Start of Data to use

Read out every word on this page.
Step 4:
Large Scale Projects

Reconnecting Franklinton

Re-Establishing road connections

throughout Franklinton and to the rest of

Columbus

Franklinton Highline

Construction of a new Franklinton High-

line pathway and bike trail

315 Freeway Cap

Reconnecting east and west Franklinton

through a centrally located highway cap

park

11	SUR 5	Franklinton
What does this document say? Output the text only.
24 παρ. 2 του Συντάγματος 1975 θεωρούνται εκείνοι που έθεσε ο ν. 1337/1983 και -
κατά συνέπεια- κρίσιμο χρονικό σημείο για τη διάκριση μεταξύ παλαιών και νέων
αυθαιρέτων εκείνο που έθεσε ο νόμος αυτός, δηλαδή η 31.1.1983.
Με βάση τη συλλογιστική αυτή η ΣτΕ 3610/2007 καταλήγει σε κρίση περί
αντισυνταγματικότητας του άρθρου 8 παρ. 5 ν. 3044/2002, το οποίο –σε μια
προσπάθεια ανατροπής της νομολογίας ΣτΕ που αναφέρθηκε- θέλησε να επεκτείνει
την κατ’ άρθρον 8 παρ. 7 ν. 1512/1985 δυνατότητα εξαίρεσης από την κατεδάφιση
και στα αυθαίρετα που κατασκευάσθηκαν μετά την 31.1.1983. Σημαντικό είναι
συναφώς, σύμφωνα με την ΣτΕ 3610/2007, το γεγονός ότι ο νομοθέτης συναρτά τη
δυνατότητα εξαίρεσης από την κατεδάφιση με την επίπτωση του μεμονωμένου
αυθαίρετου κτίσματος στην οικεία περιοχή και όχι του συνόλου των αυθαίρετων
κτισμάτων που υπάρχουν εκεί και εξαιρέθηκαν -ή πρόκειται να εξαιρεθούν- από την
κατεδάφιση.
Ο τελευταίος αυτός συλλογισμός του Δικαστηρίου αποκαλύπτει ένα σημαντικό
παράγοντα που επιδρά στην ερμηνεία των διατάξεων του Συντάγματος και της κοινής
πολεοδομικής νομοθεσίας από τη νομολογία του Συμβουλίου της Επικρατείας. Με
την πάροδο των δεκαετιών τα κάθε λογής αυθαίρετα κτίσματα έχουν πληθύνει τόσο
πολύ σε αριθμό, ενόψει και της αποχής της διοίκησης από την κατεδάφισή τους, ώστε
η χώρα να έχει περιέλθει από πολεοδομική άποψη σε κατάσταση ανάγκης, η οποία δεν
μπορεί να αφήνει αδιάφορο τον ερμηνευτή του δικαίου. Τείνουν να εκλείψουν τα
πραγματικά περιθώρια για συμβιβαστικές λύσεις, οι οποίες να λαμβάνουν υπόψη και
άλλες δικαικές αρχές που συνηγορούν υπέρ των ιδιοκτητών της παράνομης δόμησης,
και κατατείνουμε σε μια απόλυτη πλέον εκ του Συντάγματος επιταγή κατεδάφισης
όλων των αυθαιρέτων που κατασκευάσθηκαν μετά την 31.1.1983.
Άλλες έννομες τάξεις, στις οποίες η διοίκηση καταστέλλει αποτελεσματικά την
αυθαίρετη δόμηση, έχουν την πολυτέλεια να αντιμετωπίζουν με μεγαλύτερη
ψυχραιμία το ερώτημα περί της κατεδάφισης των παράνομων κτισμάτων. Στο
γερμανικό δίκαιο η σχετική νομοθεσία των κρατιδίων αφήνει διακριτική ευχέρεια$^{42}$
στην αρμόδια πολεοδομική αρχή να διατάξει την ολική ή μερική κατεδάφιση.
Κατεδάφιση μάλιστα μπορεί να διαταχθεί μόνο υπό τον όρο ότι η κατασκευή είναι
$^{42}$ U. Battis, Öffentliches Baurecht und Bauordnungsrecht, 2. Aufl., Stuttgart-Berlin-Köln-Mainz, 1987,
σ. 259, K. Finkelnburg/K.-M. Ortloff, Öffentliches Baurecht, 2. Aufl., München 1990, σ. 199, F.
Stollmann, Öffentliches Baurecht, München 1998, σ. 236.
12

End of Data to use

What is being asked: Write the data out again in full and exactly.

Written solution:
Read out every word on this page.
Step 4:
Large Scale Projects

Reconnecting Franklinton

Re-Establishing road connections

throughout Franklinton and to the rest of

Columbus

Franklinton Highline

Construction of a new Franklinton High-

line pathway and bike trail

315 Freeway Cap

Reconnecting east and west Franklinton

through a centrally located highway cap

park

11	SUR 5	Franklinton
What does this document say? Output the text only.
24 παρ. 2 του Συντάγματος 1975 θεωρούνται εκείνοι που έθεσε ο ν. 1337/1983 και -
κατά συνέπεια- κρίσιμο χρονικό σημείο για τη διάκριση μεταξύ παλαιών και νέων
αυθαιρέτων εκείνο που έθεσε ο νόμος αυτός, δηλαδή η 31.1.1983.
Με βάση τη συλλογιστική αυτή η ΣτΕ 3610/2007 καταλήγει σε κρίση περί
αντισυνταγματικότητας του άρθρου 8 παρ. 5 ν. 3044/2002, το οποίο –σε μια
προσπάθεια ανατροπής της νομολογίας ΣτΕ που αναφέρθηκε- θέλησε να επεκτείνει
την κατ’ άρθρον 8 παρ. 7 ν. 1512/1985 δυνατότητα εξαίρεσης από την κατεδάφιση
και στα αυθαίρετα που κατασκευάσθηκαν μετά την 31.1.1983. Σημαντικό είναι
συναφώς, σύμφωνα με την ΣτΕ 3610/2007, το γεγονός ότι ο νομοθέτης συναρτά τη
δυνατότητα εξαίρεσης από την κατεδάφιση με την επίπτωση του μεμονωμένου
αυθαίρετου κτίσματος στην οικεία περιοχή και όχι του συνόλου των αυθαίρετων
κτισμάτων που υπάρχουν εκεί και εξαιρέθηκαν -ή πρόκειται να εξαιρεθούν- από την
κατεδάφιση.
Ο τελευταίος αυτός συλλογισμός του Δικαστηρίου αποκαλύπτει ένα σημαντικό
παράγοντα που επιδρά στην ερμηνεία των διατάξεων του Συντάγματος και της κοινής
πολεοδομικής νομοθεσίας από τη νομολογία του Συμβουλίου της Επικρατείας. Με
την πάροδο των δεκαετιών τα κάθε λογής αυθαίρετα κτίσματα έχουν πληθύνει τόσο
πολύ σε αριθμό, ενόψει και της αποχής της διοίκησης από την κατεδάφισή τους, ώστε
η χώρα να έχει περιέλθει από πολεοδομική άποψη σε κατάσταση ανάγκης, η οποία δεν
μπορεί να αφήνει αδιάφορο τον ερμηνευτή του δικαίου. Τείνουν να εκλείψουν τα
πραγματικά περιθώρια για συμβιβαστικές λύσεις, οι οποίες να λαμβάνουν υπόψη και
άλλες δικαικές αρχές που συνηγορούν υπέρ των ιδιοκτητών της παράνομης δόμησης,
και κατατείνουμε σε μια απόλυτη πλέον εκ του Συντάγματος επιταγή κατεδάφισης
όλων των αυθαιρέτων που κατασκευάσθηκαν μετά την 31.1.1983.
Άλλες έννομες τάξεις, στις οποίες η διοίκηση καταστέλλει αποτελεσματικά την
αυθαίρετη δόμηση, έχουν την πολυτέλεια να αντιμετωπίζουν με μεγαλύτερη
ψυχραιμία το ερώτημα περί της κατεδάφισης των παράνομων κτισμάτων. Στο
γερμανικό δίκαιο η σχετική νομοθεσία των κρατιδίων αφήνει διακριτική ευχέρεια$^{42}$
στην αρμόδια πολεοδομική αρχή να διατάξει την ολική ή μερική κατεδάφιση.
Κατεδάφιση μάλιστα μπορεί να διαταχθεί μόνο υπό τον όρο ότι η κατασκευή είναι
$^{42}$ U. Battis, Öffentliches Baurecht und Bauordnungsrecht, 2. Aufl., Stuttgart-Berlin-Köln-Mainz, 1987,
σ. 259, K. Finkelnburg/K.-M. Ortloff, Öffentliches Baurecht, 2. Aufl., München 1990, σ. 199, F.
Stollmann, Öffentliches Baurecht, München 1998, σ. 236.
12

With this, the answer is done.